Look through the listing below, and wherever a line has the string "amino", pull it out.

··········

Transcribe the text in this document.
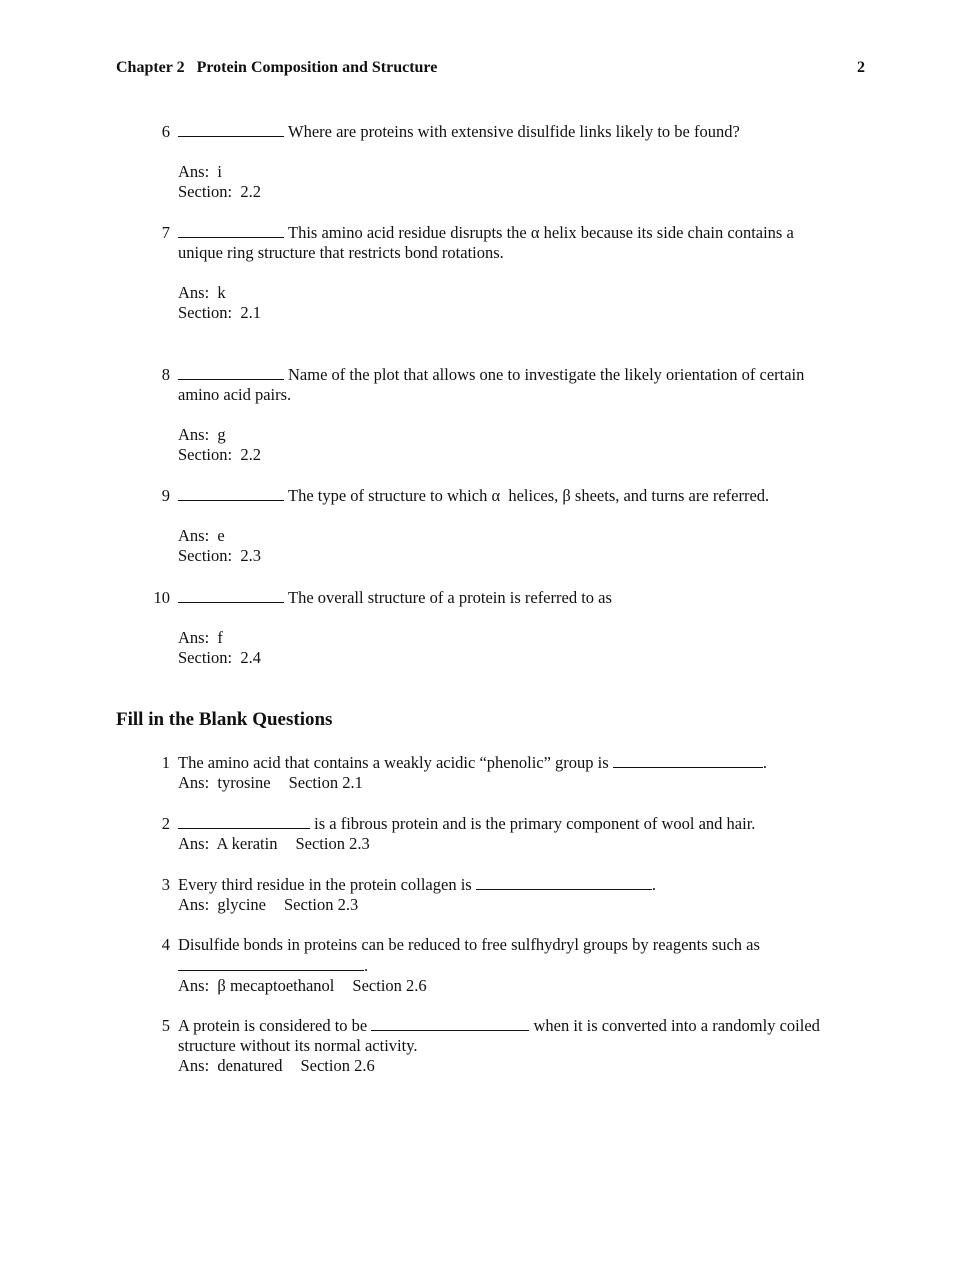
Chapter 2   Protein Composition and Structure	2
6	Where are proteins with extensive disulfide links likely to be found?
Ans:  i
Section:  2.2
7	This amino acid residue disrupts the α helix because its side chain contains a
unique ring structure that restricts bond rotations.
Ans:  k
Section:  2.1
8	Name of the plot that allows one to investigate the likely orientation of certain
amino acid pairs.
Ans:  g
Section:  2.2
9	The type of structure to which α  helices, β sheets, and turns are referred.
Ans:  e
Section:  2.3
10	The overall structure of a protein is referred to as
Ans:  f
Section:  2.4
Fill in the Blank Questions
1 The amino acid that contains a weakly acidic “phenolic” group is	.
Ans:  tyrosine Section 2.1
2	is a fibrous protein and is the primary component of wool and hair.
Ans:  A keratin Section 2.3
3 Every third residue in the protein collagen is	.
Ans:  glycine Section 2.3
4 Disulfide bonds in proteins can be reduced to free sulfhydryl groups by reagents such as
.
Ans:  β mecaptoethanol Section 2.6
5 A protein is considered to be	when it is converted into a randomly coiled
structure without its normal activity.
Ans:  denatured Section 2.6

··········

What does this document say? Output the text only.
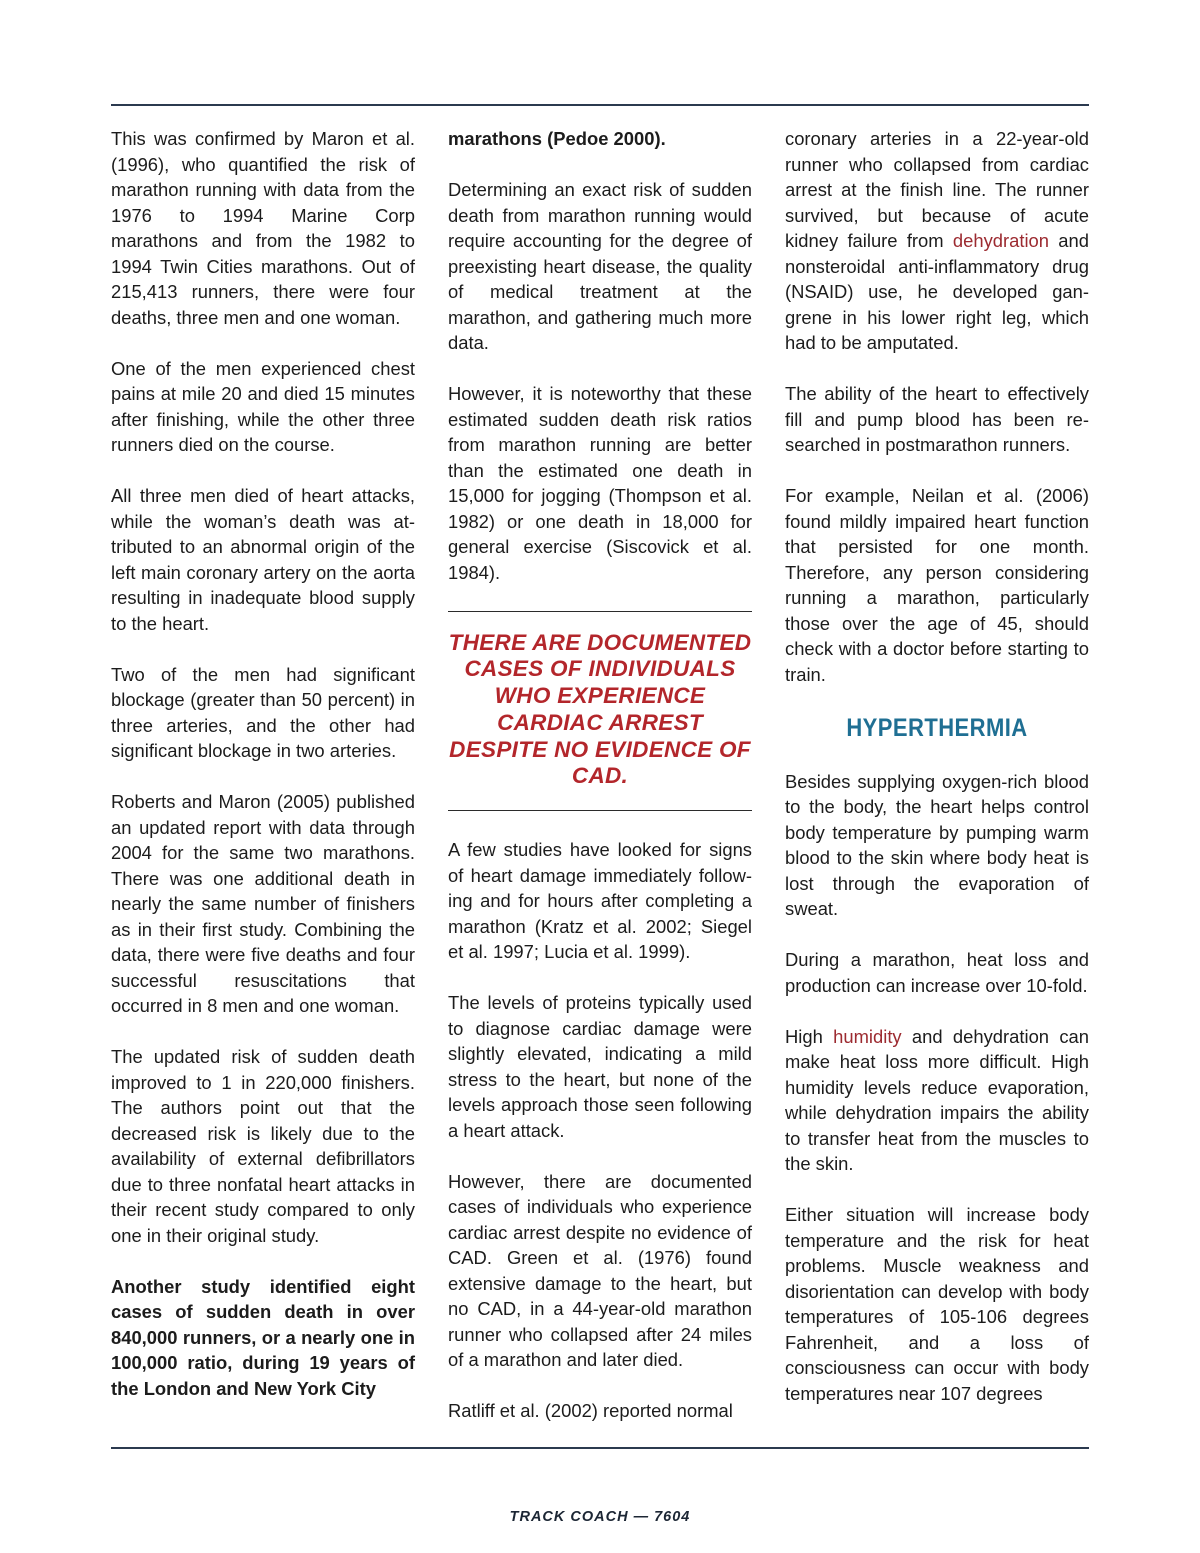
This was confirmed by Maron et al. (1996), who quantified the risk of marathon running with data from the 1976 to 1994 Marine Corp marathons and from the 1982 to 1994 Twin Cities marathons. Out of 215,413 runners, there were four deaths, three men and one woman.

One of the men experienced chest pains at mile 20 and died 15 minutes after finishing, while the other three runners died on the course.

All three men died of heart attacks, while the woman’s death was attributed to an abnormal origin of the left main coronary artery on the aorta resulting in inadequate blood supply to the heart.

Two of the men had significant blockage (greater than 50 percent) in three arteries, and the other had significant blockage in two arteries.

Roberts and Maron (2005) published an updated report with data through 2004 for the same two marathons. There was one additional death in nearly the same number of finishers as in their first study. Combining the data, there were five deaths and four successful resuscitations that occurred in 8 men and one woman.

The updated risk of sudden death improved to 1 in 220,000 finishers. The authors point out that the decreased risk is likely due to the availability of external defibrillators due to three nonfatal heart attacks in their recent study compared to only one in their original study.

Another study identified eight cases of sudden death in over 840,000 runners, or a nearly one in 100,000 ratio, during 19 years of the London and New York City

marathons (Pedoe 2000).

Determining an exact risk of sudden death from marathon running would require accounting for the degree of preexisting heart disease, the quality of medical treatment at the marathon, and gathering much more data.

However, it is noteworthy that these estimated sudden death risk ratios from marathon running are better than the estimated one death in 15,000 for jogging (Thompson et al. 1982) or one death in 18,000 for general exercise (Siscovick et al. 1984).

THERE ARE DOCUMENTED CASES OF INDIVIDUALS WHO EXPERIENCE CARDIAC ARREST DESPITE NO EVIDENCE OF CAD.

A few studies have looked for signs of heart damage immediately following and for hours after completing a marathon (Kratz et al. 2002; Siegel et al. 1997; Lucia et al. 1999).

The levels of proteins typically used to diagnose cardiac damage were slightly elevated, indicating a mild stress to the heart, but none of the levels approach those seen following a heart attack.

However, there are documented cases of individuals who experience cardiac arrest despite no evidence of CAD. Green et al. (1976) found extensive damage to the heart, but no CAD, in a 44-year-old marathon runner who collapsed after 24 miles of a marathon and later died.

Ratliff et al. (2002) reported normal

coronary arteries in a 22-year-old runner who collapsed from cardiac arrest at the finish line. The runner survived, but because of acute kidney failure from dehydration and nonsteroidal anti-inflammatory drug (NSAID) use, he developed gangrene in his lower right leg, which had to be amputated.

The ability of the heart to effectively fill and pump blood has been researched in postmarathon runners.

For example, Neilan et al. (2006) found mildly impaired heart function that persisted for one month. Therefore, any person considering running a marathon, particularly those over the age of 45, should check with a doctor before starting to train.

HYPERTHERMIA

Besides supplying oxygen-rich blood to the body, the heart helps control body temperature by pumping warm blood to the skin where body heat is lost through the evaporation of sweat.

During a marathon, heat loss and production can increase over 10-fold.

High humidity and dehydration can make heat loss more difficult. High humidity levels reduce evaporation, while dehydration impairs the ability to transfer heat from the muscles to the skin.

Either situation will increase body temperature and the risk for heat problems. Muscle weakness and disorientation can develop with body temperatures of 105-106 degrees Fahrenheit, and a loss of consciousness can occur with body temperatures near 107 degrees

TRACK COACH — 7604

··········

» The completed task
7	This amino acid residue disrupts the α helix because its side chain contains a
amino acid pairs.
1 The amino acid that contains a weakly acidic “phenolic” group is	.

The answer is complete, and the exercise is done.